#### TASK A:
Copy the records below word for word. Begin at the line that contains "- paragraph-intro: 第一篇：国有企业集团公司党建亮点工作汇报" and stop after the final line of the records.

#### READING PASSAGE:
<<<<

Hi,
1, How to select the operating frequency for any DC DC converter.?
2, What All parameters need to look at while selecting operating frequency ?
3, What is the impact on selecting the wrong operating frequency ?

Rgds,
Mahantesh

 

Hi,
1, How to select the operating frequency for any DC DC converter.?
2, What All parameters need to look at while selecting operating frequency ?
3, What is the impact on selecting the wrong operating frequency ?

Rgds,
Mahantesh

I can’t give you a complete answer but I can tell you that it’s a compromise. This is what engineering is about, finding a design that balances competing factors.

A higher frequency allows using smaller components for storing energy, inductors in this case. But the design challenge becomes increasingly more difficult with frequency. 10kHz might be easy while 10MHz is very difficult.

The design process is iterative. Pick a set of specifications you want to meet, select a topology, start simulating and choosing components, find out how high you can go with real components.

While you’re doing all this, keep in mind that it’s all been done already by experts and can be purchased for next to nothing on EBay.

 

Hi,
1, How to select the operating frequency for any DC DC converter.?
2, What All parameters need to look at while selecting operating frequency ?
3, What is the impact on selecting the wrong operating frequency ?

Rgds,
Mahantesh

Wayneh is right - there's usually a lot of compromises in SMPSU design. pushing up the frequency lets you get away with smaller cheaper reactive components. But you soon start hitting bottlenecks - BJT B/E storage time, MOSFET gate capacitance charge/discharge power, Trr in rectifiers and eddy losses in core ferrites to name a few.

Run of the mill commercial units are often around 20 - 50kHz. Searching on various controller chips will turn up application notes for designs that run somewhere around 2MHz or so.

 

I can’t give you a complete answer but I can tell you that it’s a compromise. This is what engineering is about, finding a design that balances competing factors.

A higher frequency allows using smaller components for storing energy, inductors in this case. But the design challenge becomes increasingly more difficult with frequency. 10kHz might be easy while 10MHz is very difficult.

>>>>

#### TASK B:
In the DC-DC converter thread, what operating frequency range do run-of-the-mill commercial units often use?

#### DATASET:
<<<<

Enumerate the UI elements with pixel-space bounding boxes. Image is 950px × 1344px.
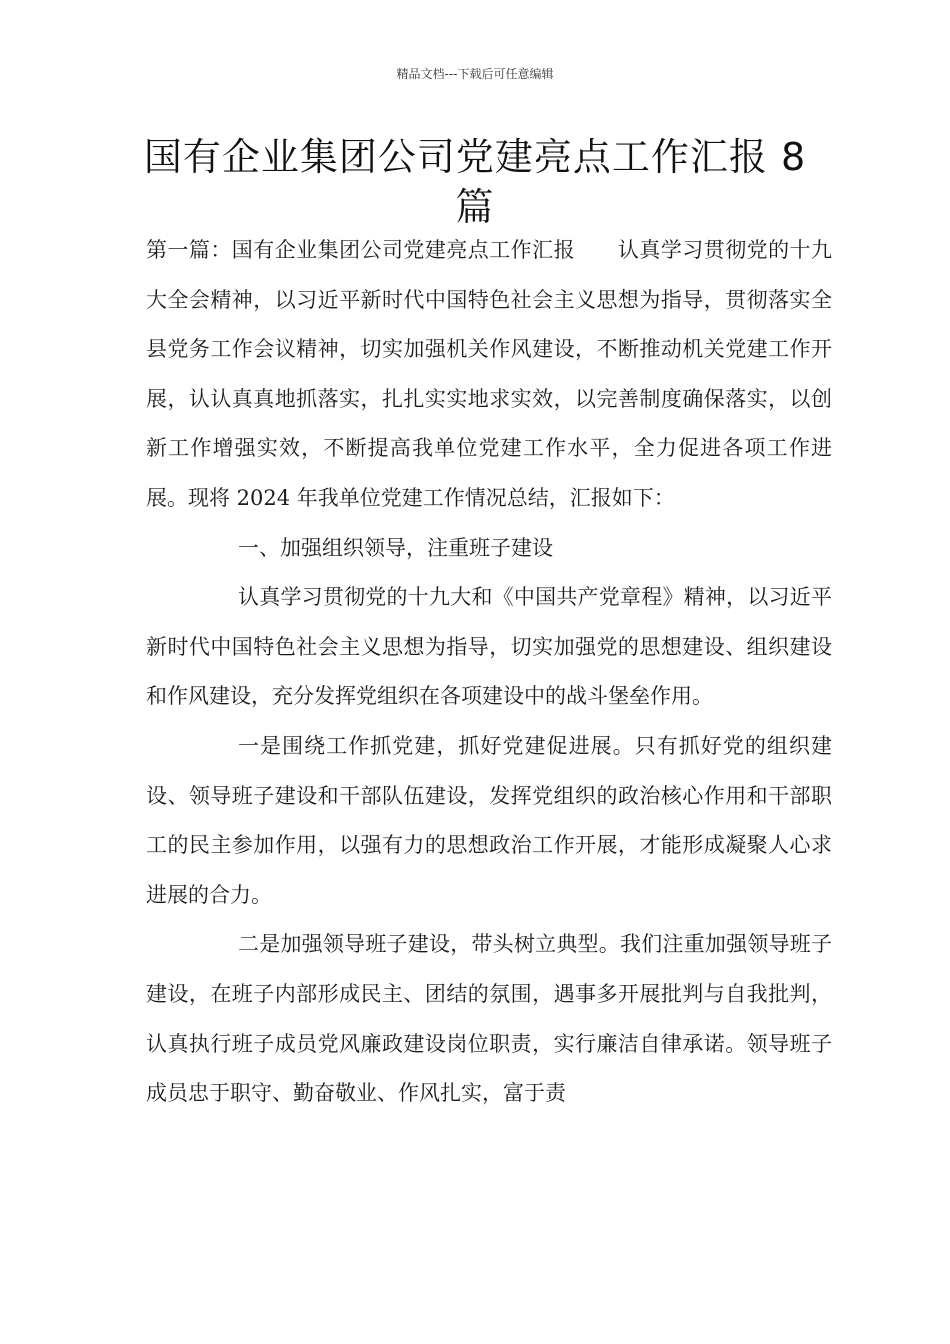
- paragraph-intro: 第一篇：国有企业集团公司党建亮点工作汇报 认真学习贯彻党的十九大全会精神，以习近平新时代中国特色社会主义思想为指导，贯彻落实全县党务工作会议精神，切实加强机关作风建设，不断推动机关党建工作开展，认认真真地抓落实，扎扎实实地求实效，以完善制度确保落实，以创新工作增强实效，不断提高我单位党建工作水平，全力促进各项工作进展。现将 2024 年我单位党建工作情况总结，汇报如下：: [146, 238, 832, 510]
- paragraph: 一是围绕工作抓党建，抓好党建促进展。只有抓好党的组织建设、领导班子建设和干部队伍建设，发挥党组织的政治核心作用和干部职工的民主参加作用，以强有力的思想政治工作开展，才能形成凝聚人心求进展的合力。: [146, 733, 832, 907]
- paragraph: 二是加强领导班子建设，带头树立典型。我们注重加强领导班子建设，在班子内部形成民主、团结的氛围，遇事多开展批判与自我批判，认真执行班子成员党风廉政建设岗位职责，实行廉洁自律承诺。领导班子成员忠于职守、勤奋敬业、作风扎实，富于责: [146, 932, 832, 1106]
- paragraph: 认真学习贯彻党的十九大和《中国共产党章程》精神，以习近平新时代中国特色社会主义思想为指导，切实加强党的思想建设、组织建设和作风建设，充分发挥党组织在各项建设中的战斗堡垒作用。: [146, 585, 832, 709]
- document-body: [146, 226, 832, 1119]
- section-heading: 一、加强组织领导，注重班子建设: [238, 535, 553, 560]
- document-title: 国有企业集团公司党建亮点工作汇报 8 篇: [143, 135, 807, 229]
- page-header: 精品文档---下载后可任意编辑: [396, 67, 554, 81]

>>>>

#### WRITTEN ANSWER A:
- paragraph-intro: 第一篇：国有企业集团公司党建亮点工作汇报 认真学习贯彻党的十九大全会精神，以习近平新时代中国特色社会主义思想为指导，贯彻落实全县党务工作会议精神，切实加强机关作风建设，不断推动机关党建工作开展，认认真真地抓落实，扎扎实实地求实效，以完善制度确保落实，以创新工作增强实效，不断提高我单位党建工作水平，全力促进各项工作进展。现将 2024 年我单位党建工作情况总结，汇报如下：: [146, 238, 832, 510]
- paragraph: 一是围绕工作抓党建，抓好党建促进展。只有抓好党的组织建设、领导班子建设和干部队伍建设，发挥党组织的政治核心作用和干部职工的民主参加作用，以强有力的思想政治工作开展，才能形成凝聚人心求进展的合力。: [146, 733, 832, 907]
- paragraph: 二是加强领导班子建设，带头树立典型。我们注重加强领导班子建设，在班子内部形成民主、团结的氛围，遇事多开展批判与自我批判，认真执行班子成员党风廉政建设岗位职责，实行廉洁自律承诺。领导班子成员忠于职守、勤奋敬业、作风扎实，富于责: [146, 932, 832, 1106]
- paragraph: 认真学习贯彻党的十九大和《中国共产党章程》精神，以习近平新时代中国特色社会主义思想为指导，切实加强党的思想建设、组织建设和作风建设，充分发挥党组织在各项建设中的战斗堡垒作用。: [146, 585, 832, 709]
- document-body: [146, 226, 832, 1119]
- section-heading: 一、加强组织领导，注重班子建设: [238, 535, 553, 560]
- document-title: 国有企业集团公司党建亮点工作汇报 8 篇: [143, 135, 807, 229]
- page-header: 精品文档---下载后可任意编辑: [396, 67, 554, 81]

#### WRITTEN ANSWER B:
Around 20 - 50kHz.